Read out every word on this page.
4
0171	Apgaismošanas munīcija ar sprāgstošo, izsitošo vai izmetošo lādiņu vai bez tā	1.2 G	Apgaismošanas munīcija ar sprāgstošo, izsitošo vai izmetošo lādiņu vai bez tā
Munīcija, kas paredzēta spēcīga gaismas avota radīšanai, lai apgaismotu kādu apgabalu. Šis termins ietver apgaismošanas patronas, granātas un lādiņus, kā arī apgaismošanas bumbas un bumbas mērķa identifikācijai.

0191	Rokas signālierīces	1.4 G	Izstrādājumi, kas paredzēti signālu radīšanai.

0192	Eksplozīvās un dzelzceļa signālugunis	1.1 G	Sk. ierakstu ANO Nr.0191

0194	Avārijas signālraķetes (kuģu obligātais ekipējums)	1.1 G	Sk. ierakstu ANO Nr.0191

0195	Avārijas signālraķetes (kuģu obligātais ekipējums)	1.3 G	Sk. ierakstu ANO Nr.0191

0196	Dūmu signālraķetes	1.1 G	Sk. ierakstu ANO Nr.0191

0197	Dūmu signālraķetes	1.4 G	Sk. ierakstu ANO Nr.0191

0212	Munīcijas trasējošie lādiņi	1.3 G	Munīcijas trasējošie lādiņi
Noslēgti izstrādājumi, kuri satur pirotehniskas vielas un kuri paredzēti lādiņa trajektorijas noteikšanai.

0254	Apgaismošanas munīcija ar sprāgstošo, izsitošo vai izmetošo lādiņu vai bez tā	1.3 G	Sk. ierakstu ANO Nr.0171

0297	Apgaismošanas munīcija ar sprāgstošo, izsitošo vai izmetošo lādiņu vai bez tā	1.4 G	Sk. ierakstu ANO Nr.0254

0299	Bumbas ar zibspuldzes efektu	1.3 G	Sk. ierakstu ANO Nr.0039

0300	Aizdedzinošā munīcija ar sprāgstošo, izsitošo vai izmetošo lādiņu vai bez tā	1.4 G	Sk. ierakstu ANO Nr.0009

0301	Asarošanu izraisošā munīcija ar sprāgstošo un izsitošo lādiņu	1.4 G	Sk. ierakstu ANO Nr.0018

==*==

* [What the task asks] Quote all the records exactly, please, leaving none out.

* [Exercise result]
Read out every word on this page.
4
0171	Apgaismošanas munīcija ar sprāgstošo, izsitošo vai izmetošo lādiņu vai bez tā	1.2 G	Apgaismošanas munīcija ar sprāgstošo, izsitošo vai izmetošo lādiņu vai bez tā
Munīcija, kas paredzēta spēcīga gaismas avota radīšanai, lai apgaismotu kādu apgabalu. Šis termins ietver apgaismošanas patronas, granātas un lādiņus, kā arī apgaismošanas bumbas un bumbas mērķa identifikācijai.

0191	Rokas signālierīces	1.4 G	Izstrādājumi, kas paredzēti signālu radīšanai.

0192	Eksplozīvās un dzelzceļa signālugunis	1.1 G	Sk. ierakstu ANO Nr.0191

0194	Avārijas signālraķetes (kuģu obligātais ekipējums)	1.1 G	Sk. ierakstu ANO Nr.0191

0195	Avārijas signālraķetes (kuģu obligātais ekipējums)	1.3 G	Sk. ierakstu ANO Nr.0191

0196	Dūmu signālraķetes	1.1 G	Sk. ierakstu ANO Nr.0191

0197	Dūmu signālraķetes	1.4 G	Sk. ierakstu ANO Nr.0191

0212	Munīcijas trasējošie lādiņi	1.3 G	Munīcijas trasējošie lādiņi
Noslēgti izstrādājumi, kuri satur pirotehniskas vielas un kuri paredzēti lādiņa trajektorijas noteikšanai.

0254	Apgaismošanas munīcija ar sprāgstošo, izsitošo vai izmetošo lādiņu vai bez tā	1.3 G	Sk. ierakstu ANO Nr.0171

0297	Apgaismošanas munīcija ar sprāgstošo, izsitošo vai izmetošo lādiņu vai bez tā	1.4 G	Sk. ierakstu ANO Nr.0254

0299	Bumbas ar zibspuldzes efektu	1.3 G	Sk. ierakstu ANO Nr.0039

0300	Aizdedzinošā munīcija ar sprāgstošo, izsitošo vai izmetošo lādiņu vai bez tā	1.4 G	Sk. ierakstu ANO Nr.0009

0301	Asarošanu izraisošā munīcija ar sprāgstošo un izsitošo lādiņu	1.4 G	Sk. ierakstu ANO Nr.0018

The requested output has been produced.